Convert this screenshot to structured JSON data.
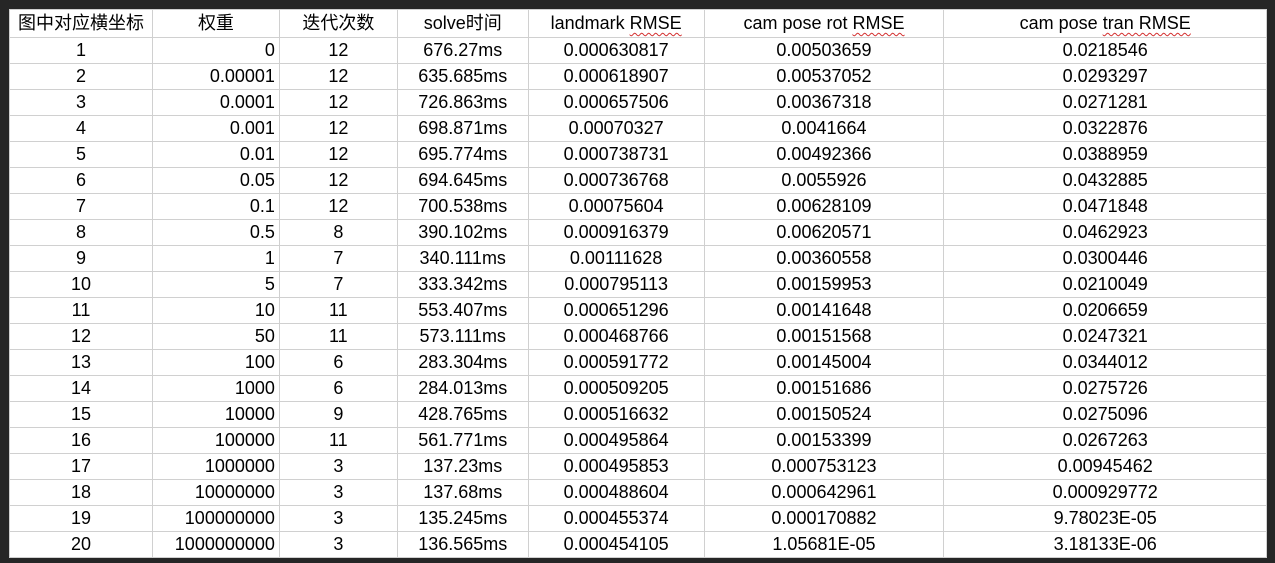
{
  "table": {
    "headers": [
      {
        "text": "图中对应横坐标",
        "spell_mark": ""
      },
      {
        "text": "权重",
        "spell_mark": ""
      },
      {
        "text": "迭代次数",
        "spell_mark": ""
      },
      {
        "text": "solve时间",
        "spell_mark": ""
      },
      {
        "text": "landmark RMSE",
        "spell_mark": "RMSE"
      },
      {
        "text": "cam pose rot RMSE",
        "spell_mark": "RMSE"
      },
      {
        "text": "cam pose tran RMSE",
        "spell_mark": "tran RMSE"
      }
    ],
    "rows": [
      [
        "1",
        "0",
        "12",
        "676.27ms",
        "0.000630817",
        "0.00503659",
        "0.0218546"
      ],
      [
        "2",
        "0.00001",
        "12",
        "635.685ms",
        "0.000618907",
        "0.00537052",
        "0.0293297"
      ],
      [
        "3",
        "0.0001",
        "12",
        "726.863ms",
        "0.000657506",
        "0.00367318",
        "0.0271281"
      ],
      [
        "4",
        "0.001",
        "12",
        "698.871ms",
        "0.00070327",
        "0.0041664",
        "0.0322876"
      ],
      [
        "5",
        "0.01",
        "12",
        "695.774ms",
        "0.000738731",
        "0.00492366",
        "0.0388959"
      ],
      [
        "6",
        "0.05",
        "12",
        "694.645ms",
        "0.000736768",
        "0.0055926",
        "0.0432885"
      ],
      [
        "7",
        "0.1",
        "12",
        "700.538ms",
        "0.00075604",
        "0.00628109",
        "0.0471848"
      ],
      [
        "8",
        "0.5",
        "8",
        "390.102ms",
        "0.000916379",
        "0.00620571",
        "0.0462923"
      ],
      [
        "9",
        "1",
        "7",
        "340.111ms",
        "0.00111628",
        "0.00360558",
        "0.0300446"
      ],
      [
        "10",
        "5",
        "7",
        "333.342ms",
        "0.000795113",
        "0.00159953",
        "0.0210049"
      ],
      [
        "11",
        "10",
        "11",
        "553.407ms",
        "0.000651296",
        "0.00141648",
        "0.0206659"
      ],
      [
        "12",
        "50",
        "11",
        "573.111ms",
        "0.000468766",
        "0.00151568",
        "0.0247321"
      ],
      [
        "13",
        "100",
        "6",
        "283.304ms",
        "0.000591772",
        "0.00145004",
        "0.0344012"
      ],
      [
        "14",
        "1000",
        "6",
        "284.013ms",
        "0.000509205",
        "0.00151686",
        "0.0275726"
      ],
      [
        "15",
        "10000",
        "9",
        "428.765ms",
        "0.000516632",
        "0.00150524",
        "0.0275096"
      ],
      [
        "16",
        "100000",
        "11",
        "561.771ms",
        "0.000495864",
        "0.00153399",
        "0.0267263"
      ],
      [
        "17",
        "1000000",
        "3",
        "137.23ms",
        "0.000495853",
        "0.000753123",
        "0.00945462"
      ],
      [
        "18",
        "10000000",
        "3",
        "137.68ms",
        "0.000488604",
        "0.000642961",
        "0.000929772"
      ],
      [
        "19",
        "100000000",
        "3",
        "135.245ms",
        "0.000455374",
        "0.000170882",
        "9.78023E-05"
      ],
      [
        "20",
        "1000000000",
        "3",
        "136.565ms",
        "0.000454105",
        "1.05681E-05",
        "3.18133E-06"
      ]
    ],
    "column_align": [
      "center",
      "right",
      "center",
      "center",
      "center",
      "center",
      "center"
    ],
    "colors": {
      "background": "#262626",
      "sheet": "#ffffff",
      "grid": "#d0d0d0",
      "text": "#000000",
      "spellcheck": "#d32f2f"
    }
  }
}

• [Task goal]: Of all the lines above, how many contain the word "text"? Answer with only the number.

• [Task solution]: 8